## [EXERCISE AIM]
Reproduce all of the data word for word.

## [DATASET EXTRACT]
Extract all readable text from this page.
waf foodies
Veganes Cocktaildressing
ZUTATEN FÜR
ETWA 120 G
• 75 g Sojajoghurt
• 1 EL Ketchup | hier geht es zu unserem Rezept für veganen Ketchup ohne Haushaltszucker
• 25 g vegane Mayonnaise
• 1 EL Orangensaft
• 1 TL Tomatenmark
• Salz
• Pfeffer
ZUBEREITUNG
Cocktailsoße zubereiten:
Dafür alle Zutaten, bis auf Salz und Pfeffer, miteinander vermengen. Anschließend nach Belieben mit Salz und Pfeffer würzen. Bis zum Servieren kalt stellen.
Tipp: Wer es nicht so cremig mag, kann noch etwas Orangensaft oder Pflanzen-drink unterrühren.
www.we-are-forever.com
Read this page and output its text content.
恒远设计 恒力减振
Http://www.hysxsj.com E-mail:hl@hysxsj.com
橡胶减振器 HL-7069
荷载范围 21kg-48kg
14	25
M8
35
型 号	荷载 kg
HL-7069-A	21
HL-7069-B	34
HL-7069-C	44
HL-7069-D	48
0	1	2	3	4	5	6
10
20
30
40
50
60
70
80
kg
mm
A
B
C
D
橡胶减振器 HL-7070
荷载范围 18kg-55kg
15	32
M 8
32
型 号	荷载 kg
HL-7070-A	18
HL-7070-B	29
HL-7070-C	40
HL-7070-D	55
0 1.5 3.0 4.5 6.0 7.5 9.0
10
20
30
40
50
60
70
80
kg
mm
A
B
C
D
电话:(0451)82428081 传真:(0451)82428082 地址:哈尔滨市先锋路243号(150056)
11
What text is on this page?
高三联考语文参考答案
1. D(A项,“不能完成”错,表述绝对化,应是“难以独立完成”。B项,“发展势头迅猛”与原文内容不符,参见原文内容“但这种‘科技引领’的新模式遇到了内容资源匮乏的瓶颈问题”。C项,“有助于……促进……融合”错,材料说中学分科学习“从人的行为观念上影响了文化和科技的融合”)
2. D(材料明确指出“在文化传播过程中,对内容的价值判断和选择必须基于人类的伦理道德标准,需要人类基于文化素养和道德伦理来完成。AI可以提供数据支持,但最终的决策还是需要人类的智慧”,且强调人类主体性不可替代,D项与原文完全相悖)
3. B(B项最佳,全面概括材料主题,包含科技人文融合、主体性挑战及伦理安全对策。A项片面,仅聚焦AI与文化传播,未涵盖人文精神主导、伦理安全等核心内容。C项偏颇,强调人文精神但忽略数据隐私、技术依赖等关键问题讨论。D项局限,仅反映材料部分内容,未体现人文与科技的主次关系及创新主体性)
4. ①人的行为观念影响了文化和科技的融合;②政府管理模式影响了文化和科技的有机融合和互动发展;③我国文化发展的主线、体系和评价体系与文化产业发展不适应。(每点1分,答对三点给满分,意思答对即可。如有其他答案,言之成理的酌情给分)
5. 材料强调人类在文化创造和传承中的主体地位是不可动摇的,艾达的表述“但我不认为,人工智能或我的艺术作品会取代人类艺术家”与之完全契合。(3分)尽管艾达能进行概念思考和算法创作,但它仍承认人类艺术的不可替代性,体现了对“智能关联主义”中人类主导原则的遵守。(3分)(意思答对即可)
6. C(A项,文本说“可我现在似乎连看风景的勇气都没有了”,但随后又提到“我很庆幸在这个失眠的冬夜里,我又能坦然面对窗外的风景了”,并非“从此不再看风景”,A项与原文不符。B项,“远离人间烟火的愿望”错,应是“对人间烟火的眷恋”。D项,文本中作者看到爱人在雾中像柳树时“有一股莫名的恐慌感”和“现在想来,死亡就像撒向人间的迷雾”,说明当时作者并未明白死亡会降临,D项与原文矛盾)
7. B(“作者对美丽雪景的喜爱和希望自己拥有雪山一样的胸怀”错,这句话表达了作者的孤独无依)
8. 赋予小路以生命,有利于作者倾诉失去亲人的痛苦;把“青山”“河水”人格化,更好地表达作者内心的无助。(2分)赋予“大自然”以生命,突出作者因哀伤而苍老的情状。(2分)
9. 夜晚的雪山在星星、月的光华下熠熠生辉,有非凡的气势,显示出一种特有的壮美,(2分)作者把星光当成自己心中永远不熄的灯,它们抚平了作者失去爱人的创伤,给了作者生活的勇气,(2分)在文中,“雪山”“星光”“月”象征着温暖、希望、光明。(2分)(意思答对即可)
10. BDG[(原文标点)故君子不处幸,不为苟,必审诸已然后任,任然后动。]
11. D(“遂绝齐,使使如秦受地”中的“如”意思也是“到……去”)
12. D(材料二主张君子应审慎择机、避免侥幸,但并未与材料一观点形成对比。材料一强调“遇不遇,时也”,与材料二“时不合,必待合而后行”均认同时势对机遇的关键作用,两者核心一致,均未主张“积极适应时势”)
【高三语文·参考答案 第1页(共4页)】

## [OUTPUT FOR THIS TASK]
Extract all readable text from this page.
waf foodies
Veganes Cocktaildressing
ZUTATEN FÜR
ETWA 120 G
• 75 g Sojajoghurt
• 1 EL Ketchup | hier geht es zu unserem Rezept für veganen Ketchup ohne Haushaltszucker
• 25 g vegane Mayonnaise
• 1 EL Orangensaft
• 1 TL Tomatenmark
• Salz
• Pfeffer
ZUBEREITUNG
Cocktailsoße zubereiten:
Dafür alle Zutaten, bis auf Salz und Pfeffer, miteinander vermengen. Anschließend nach Belieben mit Salz und Pfeffer würzen. Bis zum Servieren kalt stellen.
Tipp: Wer es nicht so cremig mag, kann noch etwas Orangensaft oder Pflanzen-drink unterrühren.
www.we-are-forever.com
Read this page and output its text content.
恒远设计 恒力减振
Http://www.hysxsj.com E-mail:hl@hysxsj.com
橡胶减振器 HL-7069
荷载范围 21kg-48kg
14	25
M8
35
型 号	荷载 kg
HL-7069-A	21
HL-7069-B	34
HL-7069-C	44
HL-7069-D	48
0	1	2	3	4	5	6
10
20
30
40
50
60
70
80
kg
mm
A
B
C
D
橡胶减振器 HL-7070
荷载范围 18kg-55kg
15	32
M 8
32
型 号	荷载 kg
HL-7070-A	18
HL-7070-B	29
HL-7070-C	40
HL-7070-D	55
0 1.5 3.0 4.5 6.0 7.5 9.0
10
20
30
40
50
60
70
80
kg
mm
A
B
C
D
电话:(0451)82428081 传真:(0451)82428082 地址:哈尔滨市先锋路243号(150056)
11
What text is on this page?
高三联考语文参考答案
1. D(A项,“不能完成”错,表述绝对化,应是“难以独立完成”。B项,“发展势头迅猛”与原文内容不符,参见原文内容“但这种‘科技引领’的新模式遇到了内容资源匮乏的瓶颈问题”。C项,“有助于……促进……融合”错,材料说中学分科学习“从人的行为观念上影响了文化和科技的融合”)
2. D(材料明确指出“在文化传播过程中,对内容的价值判断和选择必须基于人类的伦理道德标准,需要人类基于文化素养和道德伦理来完成。AI可以提供数据支持,但最终的决策还是需要人类的智慧”,且强调人类主体性不可替代,D项与原文完全相悖)
3. B(B项最佳,全面概括材料主题,包含科技人文融合、主体性挑战及伦理安全对策。A项片面,仅聚焦AI与文化传播,未涵盖人文精神主导、伦理安全等核心内容。C项偏颇,强调人文精神但忽略数据隐私、技术依赖等关键问题讨论。D项局限,仅反映材料部分内容,未体现人文与科技的主次关系及创新主体性)
4. ①人的行为观念影响了文化和科技的融合;②政府管理模式影响了文化和科技的有机融合和互动发展;③我国文化发展的主线、体系和评价体系与文化产业发展不适应。(每点1分,答对三点给满分,意思答对即可。如有其他答案,言之成理的酌情给分)
5. 材料强调人类在文化创造和传承中的主体地位是不可动摇的,艾达的表述“但我不认为,人工智能或我的艺术作品会取代人类艺术家”与之完全契合。(3分)尽管艾达能进行概念思考和算法创作,但它仍承认人类艺术的不可替代性,体现了对“智能关联主义”中人类主导原则的遵守。(3分)(意思答对即可)
6. C(A项,文本说“可我现在似乎连看风景的勇气都没有了”,但随后又提到“我很庆幸在这个失眠的冬夜里,我又能坦然面对窗外的风景了”,并非“从此不再看风景”,A项与原文不符。B项,“远离人间烟火的愿望”错,应是“对人间烟火的眷恋”。D项,文本中作者看到爱人在雾中像柳树时“有一股莫名的恐慌感”和“现在想来,死亡就像撒向人间的迷雾”,说明当时作者并未明白死亡会降临,D项与原文矛盾)
7. B(“作者对美丽雪景的喜爱和希望自己拥有雪山一样的胸怀”错,这句话表达了作者的孤独无依)
8. 赋予小路以生命,有利于作者倾诉失去亲人的痛苦;把“青山”“河水”人格化,更好地表达作者内心的无助。(2分)赋予“大自然”以生命,突出作者因哀伤而苍老的情状。(2分)
9. 夜晚的雪山在星星、月的光华下熠熠生辉,有非凡的气势,显示出一种特有的壮美,(2分)作者把星光当成自己心中永远不熄的灯,它们抚平了作者失去爱人的创伤,给了作者生活的勇气,(2分)在文中,“雪山”“星光”“月”象征着温暖、希望、光明。(2分)(意思答对即可)
10. BDG[(原文标点)故君子不处幸,不为苟,必审诸已然后任,任然后动。]
11. D(“遂绝齐,使使如秦受地”中的“如”意思也是“到……去”)
12. D(材料二主张君子应审慎择机、避免侥幸,但并未与材料一观点形成对比。材料一强调“遇不遇,时也”,与材料二“时不合,必待合而后行”均认同时势对机遇的关键作用,两者核心一致,均未主张“积极适应时势”)
【高三语文·参考答案 第1页(共4页)】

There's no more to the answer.